Challenge:
Word for word, retype every entry in the listing.

Start of Information given

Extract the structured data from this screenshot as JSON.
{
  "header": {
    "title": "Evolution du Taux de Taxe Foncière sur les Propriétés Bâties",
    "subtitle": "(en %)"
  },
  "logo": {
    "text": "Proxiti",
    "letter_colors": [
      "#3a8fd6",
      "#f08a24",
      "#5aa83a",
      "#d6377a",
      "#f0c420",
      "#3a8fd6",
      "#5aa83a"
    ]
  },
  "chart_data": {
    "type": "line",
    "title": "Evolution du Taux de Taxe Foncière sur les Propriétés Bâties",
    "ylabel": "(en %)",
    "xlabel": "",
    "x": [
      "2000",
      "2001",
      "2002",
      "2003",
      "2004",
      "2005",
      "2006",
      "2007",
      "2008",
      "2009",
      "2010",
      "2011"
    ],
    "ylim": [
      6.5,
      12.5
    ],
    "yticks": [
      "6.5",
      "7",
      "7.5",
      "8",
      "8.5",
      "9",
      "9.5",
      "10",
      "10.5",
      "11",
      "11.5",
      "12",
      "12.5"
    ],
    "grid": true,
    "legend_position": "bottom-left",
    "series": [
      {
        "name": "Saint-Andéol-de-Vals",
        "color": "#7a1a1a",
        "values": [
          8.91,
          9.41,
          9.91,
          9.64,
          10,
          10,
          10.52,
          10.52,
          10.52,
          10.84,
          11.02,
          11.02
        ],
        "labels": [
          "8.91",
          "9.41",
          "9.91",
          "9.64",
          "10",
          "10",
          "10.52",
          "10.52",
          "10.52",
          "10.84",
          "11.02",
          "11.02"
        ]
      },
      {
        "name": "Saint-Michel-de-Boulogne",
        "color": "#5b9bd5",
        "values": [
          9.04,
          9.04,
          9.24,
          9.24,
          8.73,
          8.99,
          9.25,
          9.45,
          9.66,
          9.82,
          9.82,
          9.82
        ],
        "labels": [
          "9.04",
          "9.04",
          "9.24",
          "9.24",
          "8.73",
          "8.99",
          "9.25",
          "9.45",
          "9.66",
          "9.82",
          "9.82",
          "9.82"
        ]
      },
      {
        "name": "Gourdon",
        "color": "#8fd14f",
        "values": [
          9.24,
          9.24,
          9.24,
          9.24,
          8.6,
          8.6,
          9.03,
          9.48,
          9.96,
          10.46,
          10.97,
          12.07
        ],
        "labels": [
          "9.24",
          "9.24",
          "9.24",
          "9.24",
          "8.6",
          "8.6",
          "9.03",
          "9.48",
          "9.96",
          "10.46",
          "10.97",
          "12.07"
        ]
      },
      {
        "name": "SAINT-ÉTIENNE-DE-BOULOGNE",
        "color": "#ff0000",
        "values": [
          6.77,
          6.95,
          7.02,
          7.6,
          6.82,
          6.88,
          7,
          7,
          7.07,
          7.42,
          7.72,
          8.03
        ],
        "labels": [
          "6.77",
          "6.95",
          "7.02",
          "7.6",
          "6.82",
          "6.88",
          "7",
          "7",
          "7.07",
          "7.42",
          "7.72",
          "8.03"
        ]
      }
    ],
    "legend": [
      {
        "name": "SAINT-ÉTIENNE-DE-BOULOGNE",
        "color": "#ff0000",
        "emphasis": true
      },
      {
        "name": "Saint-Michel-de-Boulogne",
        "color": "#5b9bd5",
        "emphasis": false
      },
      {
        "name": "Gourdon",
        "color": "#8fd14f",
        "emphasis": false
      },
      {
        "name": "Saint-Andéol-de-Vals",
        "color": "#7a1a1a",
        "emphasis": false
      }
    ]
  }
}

End of Information given

Solution for this task:
Extract the structured data from this screenshot as JSON.
{
  "header": {
    "title": "Evolution du Taux de Taxe Foncière sur les Propriétés Bâties",
    "subtitle": "(en %)"
  },
  "logo": {
    "text": "Proxiti",
    "letter_colors": [
      "#3a8fd6",
      "#f08a24",
      "#5aa83a",
      "#d6377a",
      "#f0c420",
      "#3a8fd6",
      "#5aa83a"
    ]
  },
  "chart_data": {
    "type": "line",
    "title": "Evolution du Taux de Taxe Foncière sur les Propriétés Bâties",
    "ylabel": "(en %)",
    "xlabel": "",
    "x": [
      "2000",
      "2001",
      "2002",
      "2003",
      "2004",
      "2005",
      "2006",
      "2007",
      "2008",
      "2009",
      "2010",
      "2011"
    ],
    "ylim": [
      6.5,
      12.5
    ],
    "yticks": [
      "6.5",
      "7",
      "7.5",
      "8",
      "8.5",
      "9",
      "9.5",
      "10",
      "10.5",
      "11",
      "11.5",
      "12",
      "12.5"
    ],
    "grid": true,
    "legend_position": "bottom-left",
    "series": [
      {
        "name": "Saint-Andéol-de-Vals",
        "color": "#7a1a1a",
        "values": [
          8.91,
          9.41,
          9.91,
          9.64,
          10,
          10,
          10.52,
          10.52,
          10.52,
          10.84,
          11.02,
          11.02
        ],
        "labels": [
          "8.91",
          "9.41",
          "9.91",
          "9.64",
          "10",
          "10",
          "10.52",
          "10.52",
          "10.52",
          "10.84",
          "11.02",
          "11.02"
        ]
      },
      {
        "name": "Saint-Michel-de-Boulogne",
        "color": "#5b9bd5",
        "values": [
          9.04,
          9.04,
          9.24,
          9.24,
          8.73,
          8.99,
          9.25,
          9.45,
          9.66,
          9.82,
          9.82,
          9.82
        ],
        "labels": [
          "9.04",
          "9.04",
          "9.24",
          "9.24",
          "8.73",
          "8.99",
          "9.25",
          "9.45",
          "9.66",
          "9.82",
          "9.82",
          "9.82"
        ]
      },
      {
        "name": "Gourdon",
        "color": "#8fd14f",
        "values": [
          9.24,
          9.24,
          9.24,
          9.24,
          8.6,
          8.6,
          9.03,
          9.48,
          9.96,
          10.46,
          10.97,
          12.07
        ],
        "labels": [
          "9.24",
          "9.24",
          "9.24",
          "9.24",
          "8.6",
          "8.6",
          "9.03",
          "9.48",
          "9.96",
          "10.46",
          "10.97",
          "12.07"
        ]
      },
      {
        "name": "SAINT-ÉTIENNE-DE-BOULOGNE",
        "color": "#ff0000",
        "values": [
          6.77,
          6.95,
          7.02,
          7.6,
          6.82,
          6.88,
          7,
          7,
          7.07,
          7.42,
          7.72,
          8.03
        ],
        "labels": [
          "6.77",
          "6.95",
          "7.02",
          "7.6",
          "6.82",
          "6.88",
          "7",
          "7",
          "7.07",
          "7.42",
          "7.72",
          "8.03"
        ]
      }
    ],
    "legend": [
      {
        "name": "SAINT-ÉTIENNE-DE-BOULOGNE",
        "color": "#ff0000",
        "emphasis": true
      },
      {
        "name": "Saint-Michel-de-Boulogne",
        "color": "#5b9bd5",
        "emphasis": false
      },
      {
        "name": "Gourdon",
        "color": "#8fd14f",
        "emphasis": false
      },
      {
        "name": "Saint-Andéol-de-Vals",
        "color": "#7a1a1a",
        "emphasis": false
      }
    ]
  }
}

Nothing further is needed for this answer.